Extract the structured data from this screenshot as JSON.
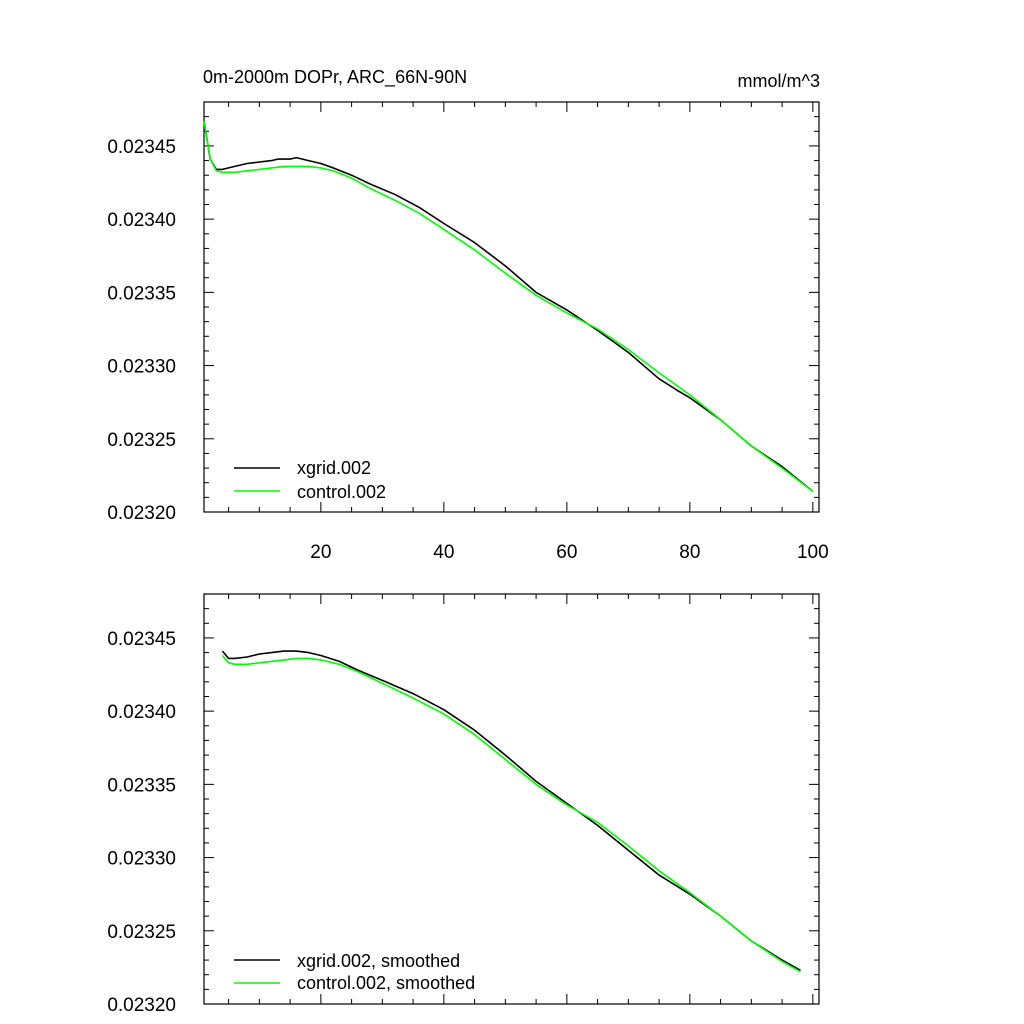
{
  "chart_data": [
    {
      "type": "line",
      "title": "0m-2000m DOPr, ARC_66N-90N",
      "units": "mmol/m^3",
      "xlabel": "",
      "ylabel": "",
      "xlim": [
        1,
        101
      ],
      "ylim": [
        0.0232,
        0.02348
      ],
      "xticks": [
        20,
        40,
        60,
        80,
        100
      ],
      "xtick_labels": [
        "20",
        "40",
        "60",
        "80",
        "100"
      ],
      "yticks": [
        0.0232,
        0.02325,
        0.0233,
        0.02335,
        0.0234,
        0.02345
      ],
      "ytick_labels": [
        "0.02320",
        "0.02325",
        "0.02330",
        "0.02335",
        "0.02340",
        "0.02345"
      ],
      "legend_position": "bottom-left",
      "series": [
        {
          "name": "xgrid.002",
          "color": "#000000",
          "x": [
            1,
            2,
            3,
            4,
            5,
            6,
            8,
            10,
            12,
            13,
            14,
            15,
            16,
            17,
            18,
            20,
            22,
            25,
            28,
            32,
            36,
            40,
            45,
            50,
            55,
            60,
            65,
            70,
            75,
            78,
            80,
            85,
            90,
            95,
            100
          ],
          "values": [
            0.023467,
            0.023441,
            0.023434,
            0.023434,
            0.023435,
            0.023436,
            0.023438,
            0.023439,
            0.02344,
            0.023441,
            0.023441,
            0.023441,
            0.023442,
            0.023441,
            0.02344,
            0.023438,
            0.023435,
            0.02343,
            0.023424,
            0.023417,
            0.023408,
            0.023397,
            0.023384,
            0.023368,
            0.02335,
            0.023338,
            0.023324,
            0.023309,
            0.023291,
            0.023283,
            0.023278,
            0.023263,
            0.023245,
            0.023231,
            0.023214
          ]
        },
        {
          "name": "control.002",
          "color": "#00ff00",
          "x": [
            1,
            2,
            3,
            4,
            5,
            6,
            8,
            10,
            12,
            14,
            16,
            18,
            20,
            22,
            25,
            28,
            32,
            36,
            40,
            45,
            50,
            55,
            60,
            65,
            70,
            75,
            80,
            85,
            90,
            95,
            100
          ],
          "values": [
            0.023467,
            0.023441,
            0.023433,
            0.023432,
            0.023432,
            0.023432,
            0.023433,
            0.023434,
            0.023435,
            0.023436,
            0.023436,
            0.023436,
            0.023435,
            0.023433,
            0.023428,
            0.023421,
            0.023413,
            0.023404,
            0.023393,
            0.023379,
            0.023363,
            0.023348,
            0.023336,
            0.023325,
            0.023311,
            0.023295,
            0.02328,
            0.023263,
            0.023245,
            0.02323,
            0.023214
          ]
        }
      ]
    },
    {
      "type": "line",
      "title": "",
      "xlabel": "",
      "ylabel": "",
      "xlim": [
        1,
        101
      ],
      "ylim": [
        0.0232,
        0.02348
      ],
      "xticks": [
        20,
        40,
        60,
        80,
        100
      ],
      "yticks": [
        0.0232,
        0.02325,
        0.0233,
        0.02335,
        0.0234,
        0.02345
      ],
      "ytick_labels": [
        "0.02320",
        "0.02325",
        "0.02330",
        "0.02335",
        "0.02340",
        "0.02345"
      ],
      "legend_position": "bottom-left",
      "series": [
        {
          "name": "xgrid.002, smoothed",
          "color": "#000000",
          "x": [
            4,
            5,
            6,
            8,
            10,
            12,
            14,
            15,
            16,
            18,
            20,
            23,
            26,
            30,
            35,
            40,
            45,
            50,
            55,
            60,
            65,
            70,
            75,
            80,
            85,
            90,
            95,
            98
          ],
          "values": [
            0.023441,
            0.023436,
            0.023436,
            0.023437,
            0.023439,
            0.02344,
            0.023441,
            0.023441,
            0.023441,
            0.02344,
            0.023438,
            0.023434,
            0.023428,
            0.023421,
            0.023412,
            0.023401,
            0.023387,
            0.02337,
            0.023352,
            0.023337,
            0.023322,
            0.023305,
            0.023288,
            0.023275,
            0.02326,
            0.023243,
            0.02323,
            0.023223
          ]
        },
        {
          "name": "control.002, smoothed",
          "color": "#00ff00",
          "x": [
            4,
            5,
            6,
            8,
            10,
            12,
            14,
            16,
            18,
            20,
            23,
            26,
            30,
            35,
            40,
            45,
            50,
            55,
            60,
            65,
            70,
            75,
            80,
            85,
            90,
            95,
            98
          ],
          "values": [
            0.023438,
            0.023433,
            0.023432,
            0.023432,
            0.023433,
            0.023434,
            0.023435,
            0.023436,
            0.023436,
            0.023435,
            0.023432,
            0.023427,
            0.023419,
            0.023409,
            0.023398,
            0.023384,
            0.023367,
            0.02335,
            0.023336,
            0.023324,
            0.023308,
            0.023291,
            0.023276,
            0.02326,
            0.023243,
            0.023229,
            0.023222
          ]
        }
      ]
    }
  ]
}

━━━━━━━━━━

Task statement: Drop the images and quote the entries word for word.

Full response:
Extract the structured data from this screenshot as JSON.
{
  "chart_data": [
    {
      "type": "line",
      "title": "0m-2000m DOPr, ARC_66N-90N",
      "units": "mmol/m^3",
      "xlabel": "",
      "ylabel": "",
      "xlim": [
        1,
        101
      ],
      "ylim": [
        0.0232,
        0.02348
      ],
      "xticks": [
        20,
        40,
        60,
        80,
        100
      ],
      "xtick_labels": [
        "20",
        "40",
        "60",
        "80",
        "100"
      ],
      "yticks": [
        0.0232,
        0.02325,
        0.0233,
        0.02335,
        0.0234,
        0.02345
      ],
      "ytick_labels": [
        "0.02320",
        "0.02325",
        "0.02330",
        "0.02335",
        "0.02340",
        "0.02345"
      ],
      "legend_position": "bottom-left",
      "series": [
        {
          "name": "xgrid.002",
          "color": "#000000",
          "x": [
            1,
            2,
            3,
            4,
            5,
            6,
            8,
            10,
            12,
            13,
            14,
            15,
            16,
            17,
            18,
            20,
            22,
            25,
            28,
            32,
            36,
            40,
            45,
            50,
            55,
            60,
            65,
            70,
            75,
            78,
            80,
            85,
            90,
            95,
            100
          ],
          "values": [
            0.023467,
            0.023441,
            0.023434,
            0.023434,
            0.023435,
            0.023436,
            0.023438,
            0.023439,
            0.02344,
            0.023441,
            0.023441,
            0.023441,
            0.023442,
            0.023441,
            0.02344,
            0.023438,
            0.023435,
            0.02343,
            0.023424,
            0.023417,
            0.023408,
            0.023397,
            0.023384,
            0.023368,
            0.02335,
            0.023338,
            0.023324,
            0.023309,
            0.023291,
            0.023283,
            0.023278,
            0.023263,
            0.023245,
            0.023231,
            0.023214
          ]
        },
        {
          "name": "control.002",
          "color": "#00ff00",
          "x": [
            1,
            2,
            3,
            4,
            5,
            6,
            8,
            10,
            12,
            14,
            16,
            18,
            20,
            22,
            25,
            28,
            32,
            36,
            40,
            45,
            50,
            55,
            60,
            65,
            70,
            75,
            80,
            85,
            90,
            95,
            100
          ],
          "values": [
            0.023467,
            0.023441,
            0.023433,
            0.023432,
            0.023432,
            0.023432,
            0.023433,
            0.023434,
            0.023435,
            0.023436,
            0.023436,
            0.023436,
            0.023435,
            0.023433,
            0.023428,
            0.023421,
            0.023413,
            0.023404,
            0.023393,
            0.023379,
            0.023363,
            0.023348,
            0.023336,
            0.023325,
            0.023311,
            0.023295,
            0.02328,
            0.023263,
            0.023245,
            0.02323,
            0.023214
          ]
        }
      ]
    },
    {
      "type": "line",
      "title": "",
      "xlabel": "",
      "ylabel": "",
      "xlim": [
        1,
        101
      ],
      "ylim": [
        0.0232,
        0.02348
      ],
      "xticks": [
        20,
        40,
        60,
        80,
        100
      ],
      "yticks": [
        0.0232,
        0.02325,
        0.0233,
        0.02335,
        0.0234,
        0.02345
      ],
      "ytick_labels": [
        "0.02320",
        "0.02325",
        "0.02330",
        "0.02335",
        "0.02340",
        "0.02345"
      ],
      "legend_position": "bottom-left",
      "series": [
        {
          "name": "xgrid.002, smoothed",
          "color": "#000000",
          "x": [
            4,
            5,
            6,
            8,
            10,
            12,
            14,
            15,
            16,
            18,
            20,
            23,
            26,
            30,
            35,
            40,
            45,
            50,
            55,
            60,
            65,
            70,
            75,
            80,
            85,
            90,
            95,
            98
          ],
          "values": [
            0.023441,
            0.023436,
            0.023436,
            0.023437,
            0.023439,
            0.02344,
            0.023441,
            0.023441,
            0.023441,
            0.02344,
            0.023438,
            0.023434,
            0.023428,
            0.023421,
            0.023412,
            0.023401,
            0.023387,
            0.02337,
            0.023352,
            0.023337,
            0.023322,
            0.023305,
            0.023288,
            0.023275,
            0.02326,
            0.023243,
            0.02323,
            0.023223
          ]
        },
        {
          "name": "control.002, smoothed",
          "color": "#00ff00",
          "x": [
            4,
            5,
            6,
            8,
            10,
            12,
            14,
            16,
            18,
            20,
            23,
            26,
            30,
            35,
            40,
            45,
            50,
            55,
            60,
            65,
            70,
            75,
            80,
            85,
            90,
            95,
            98
          ],
          "values": [
            0.023438,
            0.023433,
            0.023432,
            0.023432,
            0.023433,
            0.023434,
            0.023435,
            0.023436,
            0.023436,
            0.023435,
            0.023432,
            0.023427,
            0.023419,
            0.023409,
            0.023398,
            0.023384,
            0.023367,
            0.02335,
            0.023336,
            0.023324,
            0.023308,
            0.023291,
            0.023276,
            0.02326,
            0.023243,
            0.023229,
            0.023222
          ]
        }
      ]
    }
  ]
}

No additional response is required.